■ Your task
Copy all of the material below exactly.

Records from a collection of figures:
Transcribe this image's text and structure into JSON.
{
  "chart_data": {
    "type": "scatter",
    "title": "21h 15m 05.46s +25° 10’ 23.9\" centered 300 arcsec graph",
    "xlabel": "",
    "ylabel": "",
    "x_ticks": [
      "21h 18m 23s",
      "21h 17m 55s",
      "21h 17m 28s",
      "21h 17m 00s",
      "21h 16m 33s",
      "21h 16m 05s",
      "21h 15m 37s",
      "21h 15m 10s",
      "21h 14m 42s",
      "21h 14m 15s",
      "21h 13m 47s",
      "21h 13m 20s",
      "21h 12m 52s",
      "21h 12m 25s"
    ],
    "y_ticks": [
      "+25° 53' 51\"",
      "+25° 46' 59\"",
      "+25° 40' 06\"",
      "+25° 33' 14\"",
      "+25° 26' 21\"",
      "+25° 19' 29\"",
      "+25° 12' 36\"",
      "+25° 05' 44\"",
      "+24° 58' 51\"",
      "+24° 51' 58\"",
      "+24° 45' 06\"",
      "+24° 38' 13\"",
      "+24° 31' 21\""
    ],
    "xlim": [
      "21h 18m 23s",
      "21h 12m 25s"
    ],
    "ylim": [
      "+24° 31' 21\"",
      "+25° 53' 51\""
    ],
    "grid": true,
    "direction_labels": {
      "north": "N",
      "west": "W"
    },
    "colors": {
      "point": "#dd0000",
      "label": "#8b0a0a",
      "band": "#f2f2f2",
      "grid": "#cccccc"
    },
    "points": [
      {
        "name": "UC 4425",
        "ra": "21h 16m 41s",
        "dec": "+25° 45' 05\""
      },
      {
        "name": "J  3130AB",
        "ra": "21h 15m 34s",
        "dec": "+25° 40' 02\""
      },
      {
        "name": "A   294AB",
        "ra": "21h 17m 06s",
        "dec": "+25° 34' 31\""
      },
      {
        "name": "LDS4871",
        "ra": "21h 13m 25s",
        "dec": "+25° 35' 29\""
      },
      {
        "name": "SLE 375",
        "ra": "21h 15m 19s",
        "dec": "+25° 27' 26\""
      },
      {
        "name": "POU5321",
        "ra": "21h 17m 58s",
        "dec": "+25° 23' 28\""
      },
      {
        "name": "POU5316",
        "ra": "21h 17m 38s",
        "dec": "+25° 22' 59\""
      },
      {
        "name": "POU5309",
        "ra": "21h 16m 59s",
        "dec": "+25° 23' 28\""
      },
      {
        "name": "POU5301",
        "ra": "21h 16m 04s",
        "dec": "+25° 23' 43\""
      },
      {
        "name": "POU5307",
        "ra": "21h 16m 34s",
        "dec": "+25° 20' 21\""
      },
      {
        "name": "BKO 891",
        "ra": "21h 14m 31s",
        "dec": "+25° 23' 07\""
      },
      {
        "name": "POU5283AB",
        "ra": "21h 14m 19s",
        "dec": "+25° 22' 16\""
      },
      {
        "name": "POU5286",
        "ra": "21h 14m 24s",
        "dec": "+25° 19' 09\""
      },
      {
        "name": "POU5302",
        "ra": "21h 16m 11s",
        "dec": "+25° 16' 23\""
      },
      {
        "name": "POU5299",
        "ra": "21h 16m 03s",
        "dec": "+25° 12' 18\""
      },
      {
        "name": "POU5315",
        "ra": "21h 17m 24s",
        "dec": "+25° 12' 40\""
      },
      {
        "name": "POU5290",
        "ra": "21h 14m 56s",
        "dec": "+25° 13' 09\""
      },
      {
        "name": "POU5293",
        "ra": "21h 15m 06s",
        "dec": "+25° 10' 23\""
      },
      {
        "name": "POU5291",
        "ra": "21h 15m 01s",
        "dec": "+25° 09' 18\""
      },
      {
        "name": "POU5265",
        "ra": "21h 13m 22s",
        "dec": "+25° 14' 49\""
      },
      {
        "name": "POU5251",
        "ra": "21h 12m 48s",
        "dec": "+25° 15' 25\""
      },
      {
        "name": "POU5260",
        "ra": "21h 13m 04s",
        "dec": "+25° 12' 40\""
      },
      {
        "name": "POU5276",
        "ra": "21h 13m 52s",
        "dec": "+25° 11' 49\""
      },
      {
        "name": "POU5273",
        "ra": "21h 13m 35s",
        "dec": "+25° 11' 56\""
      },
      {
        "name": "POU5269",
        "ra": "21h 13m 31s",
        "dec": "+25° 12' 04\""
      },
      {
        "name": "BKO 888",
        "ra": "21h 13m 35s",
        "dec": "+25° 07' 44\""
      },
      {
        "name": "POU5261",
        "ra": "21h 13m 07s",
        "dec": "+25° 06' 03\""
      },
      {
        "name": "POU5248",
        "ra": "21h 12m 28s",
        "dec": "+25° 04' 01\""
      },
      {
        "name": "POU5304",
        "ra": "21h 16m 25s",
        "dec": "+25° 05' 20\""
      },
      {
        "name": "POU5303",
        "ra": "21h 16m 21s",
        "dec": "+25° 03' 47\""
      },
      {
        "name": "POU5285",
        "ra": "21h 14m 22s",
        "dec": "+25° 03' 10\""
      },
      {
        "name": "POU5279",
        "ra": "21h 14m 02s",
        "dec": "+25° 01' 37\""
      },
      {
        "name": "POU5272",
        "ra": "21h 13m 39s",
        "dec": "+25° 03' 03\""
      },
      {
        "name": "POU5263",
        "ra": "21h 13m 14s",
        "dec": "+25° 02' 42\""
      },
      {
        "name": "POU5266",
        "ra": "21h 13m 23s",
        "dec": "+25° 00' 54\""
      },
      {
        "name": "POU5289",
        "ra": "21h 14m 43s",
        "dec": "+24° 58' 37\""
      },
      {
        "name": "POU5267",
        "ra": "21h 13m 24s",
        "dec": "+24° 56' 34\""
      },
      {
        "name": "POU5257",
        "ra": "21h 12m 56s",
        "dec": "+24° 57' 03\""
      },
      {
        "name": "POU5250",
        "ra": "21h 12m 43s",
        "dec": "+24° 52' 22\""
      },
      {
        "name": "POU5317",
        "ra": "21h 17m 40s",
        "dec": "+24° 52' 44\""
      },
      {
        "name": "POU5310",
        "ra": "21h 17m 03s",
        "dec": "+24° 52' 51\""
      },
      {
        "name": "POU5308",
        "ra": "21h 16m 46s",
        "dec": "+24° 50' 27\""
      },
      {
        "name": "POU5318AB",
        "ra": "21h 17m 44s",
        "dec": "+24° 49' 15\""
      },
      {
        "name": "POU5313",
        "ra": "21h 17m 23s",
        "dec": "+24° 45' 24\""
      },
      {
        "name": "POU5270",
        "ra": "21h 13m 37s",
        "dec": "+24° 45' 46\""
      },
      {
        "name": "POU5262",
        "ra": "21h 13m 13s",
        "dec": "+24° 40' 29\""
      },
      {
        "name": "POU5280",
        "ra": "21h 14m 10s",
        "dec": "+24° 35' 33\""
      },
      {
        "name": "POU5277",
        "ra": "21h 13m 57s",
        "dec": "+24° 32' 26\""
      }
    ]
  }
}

■ Solution to the exercise
Transcribe this image's text and structure into JSON.
{
  "chart_data": {
    "type": "scatter",
    "title": "21h 15m 05.46s +25° 10’ 23.9\" centered 300 arcsec graph",
    "xlabel": "",
    "ylabel": "",
    "x_ticks": [
      "21h 18m 23s",
      "21h 17m 55s",
      "21h 17m 28s",
      "21h 17m 00s",
      "21h 16m 33s",
      "21h 16m 05s",
      "21h 15m 37s",
      "21h 15m 10s",
      "21h 14m 42s",
      "21h 14m 15s",
      "21h 13m 47s",
      "21h 13m 20s",
      "21h 12m 52s",
      "21h 12m 25s"
    ],
    "y_ticks": [
      "+25° 53' 51\"",
      "+25° 46' 59\"",
      "+25° 40' 06\"",
      "+25° 33' 14\"",
      "+25° 26' 21\"",
      "+25° 19' 29\"",
      "+25° 12' 36\"",
      "+25° 05' 44\"",
      "+24° 58' 51\"",
      "+24° 51' 58\"",
      "+24° 45' 06\"",
      "+24° 38' 13\"",
      "+24° 31' 21\""
    ],
    "xlim": [
      "21h 18m 23s",
      "21h 12m 25s"
    ],
    "ylim": [
      "+24° 31' 21\"",
      "+25° 53' 51\""
    ],
    "grid": true,
    "direction_labels": {
      "north": "N",
      "west": "W"
    },
    "colors": {
      "point": "#dd0000",
      "label": "#8b0a0a",
      "band": "#f2f2f2",
      "grid": "#cccccc"
    },
    "points": [
      {
        "name": "UC 4425",
        "ra": "21h 16m 41s",
        "dec": "+25° 45' 05\""
      },
      {
        "name": "J  3130AB",
        "ra": "21h 15m 34s",
        "dec": "+25° 40' 02\""
      },
      {
        "name": "A   294AB",
        "ra": "21h 17m 06s",
        "dec": "+25° 34' 31\""
      },
      {
        "name": "LDS4871",
        "ra": "21h 13m 25s",
        "dec": "+25° 35' 29\""
      },
      {
        "name": "SLE 375",
        "ra": "21h 15m 19s",
        "dec": "+25° 27' 26\""
      },
      {
        "name": "POU5321",
        "ra": "21h 17m 58s",
        "dec": "+25° 23' 28\""
      },
      {
        "name": "POU5316",
        "ra": "21h 17m 38s",
        "dec": "+25° 22' 59\""
      },
      {
        "name": "POU5309",
        "ra": "21h 16m 59s",
        "dec": "+25° 23' 28\""
      },
      {
        "name": "POU5301",
        "ra": "21h 16m 04s",
        "dec": "+25° 23' 43\""
      },
      {
        "name": "POU5307",
        "ra": "21h 16m 34s",
        "dec": "+25° 20' 21\""
      },
      {
        "name": "BKO 891",
        "ra": "21h 14m 31s",
        "dec": "+25° 23' 07\""
      },
      {
        "name": "POU5283AB",
        "ra": "21h 14m 19s",
        "dec": "+25° 22' 16\""
      },
      {
        "name": "POU5286",
        "ra": "21h 14m 24s",
        "dec": "+25° 19' 09\""
      },
      {
        "name": "POU5302",
        "ra": "21h 16m 11s",
        "dec": "+25° 16' 23\""
      },
      {
        "name": "POU5299",
        "ra": "21h 16m 03s",
        "dec": "+25° 12' 18\""
      },
      {
        "name": "POU5315",
        "ra": "21h 17m 24s",
        "dec": "+25° 12' 40\""
      },
      {
        "name": "POU5290",
        "ra": "21h 14m 56s",
        "dec": "+25° 13' 09\""
      },
      {
        "name": "POU5293",
        "ra": "21h 15m 06s",
        "dec": "+25° 10' 23\""
      },
      {
        "name": "POU5291",
        "ra": "21h 15m 01s",
        "dec": "+25° 09' 18\""
      },
      {
        "name": "POU5265",
        "ra": "21h 13m 22s",
        "dec": "+25° 14' 49\""
      },
      {
        "name": "POU5251",
        "ra": "21h 12m 48s",
        "dec": "+25° 15' 25\""
      },
      {
        "name": "POU5260",
        "ra": "21h 13m 04s",
        "dec": "+25° 12' 40\""
      },
      {
        "name": "POU5276",
        "ra": "21h 13m 52s",
        "dec": "+25° 11' 49\""
      },
      {
        "name": "POU5273",
        "ra": "21h 13m 35s",
        "dec": "+25° 11' 56\""
      },
      {
        "name": "POU5269",
        "ra": "21h 13m 31s",
        "dec": "+25° 12' 04\""
      },
      {
        "name": "BKO 888",
        "ra": "21h 13m 35s",
        "dec": "+25° 07' 44\""
      },
      {
        "name": "POU5261",
        "ra": "21h 13m 07s",
        "dec": "+25° 06' 03\""
      },
      {
        "name": "POU5248",
        "ra": "21h 12m 28s",
        "dec": "+25° 04' 01\""
      },
      {
        "name": "POU5304",
        "ra": "21h 16m 25s",
        "dec": "+25° 05' 20\""
      },
      {
        "name": "POU5303",
        "ra": "21h 16m 21s",
        "dec": "+25° 03' 47\""
      },
      {
        "name": "POU5285",
        "ra": "21h 14m 22s",
        "dec": "+25° 03' 10\""
      },
      {
        "name": "POU5279",
        "ra": "21h 14m 02s",
        "dec": "+25° 01' 37\""
      },
      {
        "name": "POU5272",
        "ra": "21h 13m 39s",
        "dec": "+25° 03' 03\""
      },
      {
        "name": "POU5263",
        "ra": "21h 13m 14s",
        "dec": "+25° 02' 42\""
      },
      {
        "name": "POU5266",
        "ra": "21h 13m 23s",
        "dec": "+25° 00' 54\""
      },
      {
        "name": "POU5289",
        "ra": "21h 14m 43s",
        "dec": "+24° 58' 37\""
      },
      {
        "name": "POU5267",
        "ra": "21h 13m 24s",
        "dec": "+24° 56' 34\""
      },
      {
        "name": "POU5257",
        "ra": "21h 12m 56s",
        "dec": "+24° 57' 03\""
      },
      {
        "name": "POU5250",
        "ra": "21h 12m 43s",
        "dec": "+24° 52' 22\""
      },
      {
        "name": "POU5317",
        "ra": "21h 17m 40s",
        "dec": "+24° 52' 44\""
      },
      {
        "name": "POU5310",
        "ra": "21h 17m 03s",
        "dec": "+24° 52' 51\""
      },
      {
        "name": "POU5308",
        "ra": "21h 16m 46s",
        "dec": "+24° 50' 27\""
      },
      {
        "name": "POU5318AB",
        "ra": "21h 17m 44s",
        "dec": "+24° 49' 15\""
      },
      {
        "name": "POU5313",
        "ra": "21h 17m 23s",
        "dec": "+24° 45' 24\""
      },
      {
        "name": "POU5270",
        "ra": "21h 13m 37s",
        "dec": "+24° 45' 46\""
      },
      {
        "name": "POU5262",
        "ra": "21h 13m 13s",
        "dec": "+24° 40' 29\""
      },
      {
        "name": "POU5280",
        "ra": "21h 14m 10s",
        "dec": "+24° 35' 33\""
      },
      {
        "name": "POU5277",
        "ra": "21h 13m 57s",
        "dec": "+24° 32' 26\""
      }
    ]
  }
}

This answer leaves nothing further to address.